>> begin Data to use
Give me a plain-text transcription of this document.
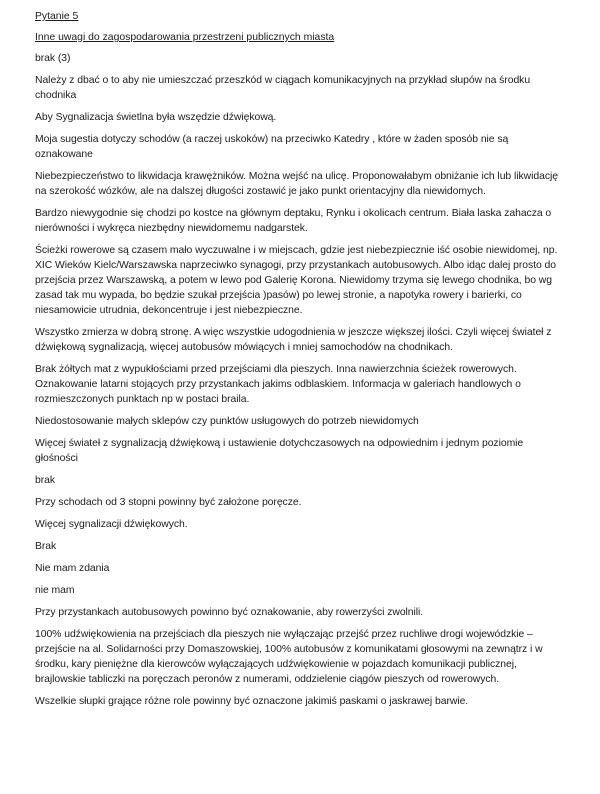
Pytanie 5
Inne uwagi do zagospodarowania przestrzeni publicznych miasta
brak (3)
Należy z dbać o to aby nie umieszczać przeszkód w ciągach komunikacyjnych na przykład słupów na środku chodnika
Aby Sygnalizacja świetlna była wszędzie dźwiękową.
Moja sugestia dotyczy schodów (a raczej uskoków) na przeciwko Katedry , które w żaden sposób nie są oznakowane
Niebezpieczeństwo to likwidacja krawężników. Można wejść na ulicę. Proponowałabym obniżanie ich lub likwidację na szerokość wózków, ale na dalszej długości zostawić je jako punkt orientacyjny dla niewidomych.
Bardzo niewygodnie się chodzi po kostce na głównym deptaku, Rynku i okolicach centrum. Biała laska zahacza o nierówności i wykręca niezbędny niewidomemu nadgarstek.
Ścieżki rowerowe są czasem mało wyczuwalne i w miejscach, gdzie jest niebezpiecznie iść osobie niewidomej, np. XIC Wieków Kielc/Warszawska naprzeciwko synagogi, przy przystankach autobusowych. Albo idąc dalej prosto do przejścia przez Warszawską, a potem w lewo pod Galerię Korona. Niewidomy trzyma się lewego chodnika, bo wg zasad tak mu wypada, bo będzie szukał przejścia )pasów) po lewej stronie, a napotyka rowery i barierki, co niesamowicie utrudnia, dekoncentruje i jest niebezpieczne.
Wszystko zmierza w dobrą stronę. A więc wszystkie udogodnienia w jeszcze większej ilości. Czyli więcej świateł z dźwiękową sygnalizacją, więcej autobusów mówiących i mniej samochodów na chodnikach.
Brak żółtych mat z wypukłościami przed przejściami dla pieszych. Inna nawierzchnia ścieżek rowerowych. Oznakowanie latarni stojących przy przystankach jakims odblaskiem. Informacja w galeriach handlowych o rozmieszczonych punktach np w postaci braila.
Niedostosowanie małych sklepów czy punktów usługowych do potrzeb niewidomych
Więcej świateł z sygnalizacją dźwiękową i ustawienie dotychczasowych na odpowiednim i jednym poziomie głośności
brak
Przy schodach od 3 stopni powinny być założone poręcze.
Więcej sygnalizacji dźwiękowych.
Brak
Nie mam zdania
nie mam
Przy przystankach autobusowych powinno być oznakowanie, aby rowerzyści zwolnili.
100% udźwiękowienia na przejściach dla pieszych nie wyłączając przejść przez ruchliwe drogi wojewódzkie – przejście na al. Solidarności przy Domaszowskiej, 100% autobusów z komunikatami głosowymi na zewnątrz i w środku, kary pieniężne dla kierowców wyłączających udźwiękowienie w pojazdach komunikacji publicznej, brajlowskie tabliczki na poręczach peronów z numerami, oddzielenie ciągów pieszych od rowerowych.
Wszelkie słupki grające różne role powinny być oznaczone jakimiś paskami o jaskrawej barwie.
>> end Data to use
## Given problem
Every line of text is to be repeated exactly; pictures are left out.

## Solution to this exercise
Give me a plain-text transcription of this document.
Pytanie 5
Inne uwagi do zagospodarowania przestrzeni publicznych miasta
brak (3)
Należy z dbać o to aby nie umieszczać przeszkód w ciągach komunikacyjnych na przykład słupów na środku chodnika
Aby Sygnalizacja świetlna była wszędzie dźwiękową.
Moja sugestia dotyczy schodów (a raczej uskoków) na przeciwko Katedry , które w żaden sposób nie są oznakowane
Niebezpieczeństwo to likwidacja krawężników. Można wejść na ulicę. Proponowałabym obniżanie ich lub likwidację na szerokość wózków, ale na dalszej długości zostawić je jako punkt orientacyjny dla niewidomych.
Bardzo niewygodnie się chodzi po kostce na głównym deptaku, Rynku i okolicach centrum. Biała laska zahacza o nierówności i wykręca niezbędny niewidomemu nadgarstek.
Ścieżki rowerowe są czasem mało wyczuwalne i w miejscach, gdzie jest niebezpiecznie iść osobie niewidomej, np. XIC Wieków Kielc/Warszawska naprzeciwko synagogi, przy przystankach autobusowych. Albo idąc dalej prosto do przejścia przez Warszawską, a potem w lewo pod Galerię Korona. Niewidomy trzyma się lewego chodnika, bo wg zasad tak mu wypada, bo będzie szukał przejścia )pasów) po lewej stronie, a napotyka rowery i barierki, co niesamowicie utrudnia, dekoncentruje i jest niebezpieczne.
Wszystko zmierza w dobrą stronę. A więc wszystkie udogodnienia w jeszcze większej ilości. Czyli więcej świateł z dźwiękową sygnalizacją, więcej autobusów mówiących i mniej samochodów na chodnikach.
Brak żółtych mat z wypukłościami przed przejściami dla pieszych. Inna nawierzchnia ścieżek rowerowych. Oznakowanie latarni stojących przy przystankach jakims odblaskiem. Informacja w galeriach handlowych o rozmieszczonych punktach np w postaci braila.
Niedostosowanie małych sklepów czy punktów usługowych do potrzeb niewidomych
Więcej świateł z sygnalizacją dźwiękową i ustawienie dotychczasowych na odpowiednim i jednym poziomie głośności
brak
Przy schodach od 3 stopni powinny być założone poręcze.
Więcej sygnalizacji dźwiękowych.
Brak
Nie mam zdania
nie mam
Przy przystankach autobusowych powinno być oznakowanie, aby rowerzyści zwolnili.
100% udźwiękowienia na przejściach dla pieszych nie wyłączając przejść przez ruchliwe drogi wojewódzkie – przejście na al. Solidarności przy Domaszowskiej, 100% autobusów z komunikatami głosowymi na zewnątrz i w środku, kary pieniężne dla kierowców wyłączających udźwiękowienie w pojazdach komunikacji publicznej, brajlowskie tabliczki na poręczach peronów z numerami, oddzielenie ciągów pieszych od rowerowych.
Wszelkie słupki grające różne role powinny być oznaczone jakimiś paskami o jaskrawej barwie.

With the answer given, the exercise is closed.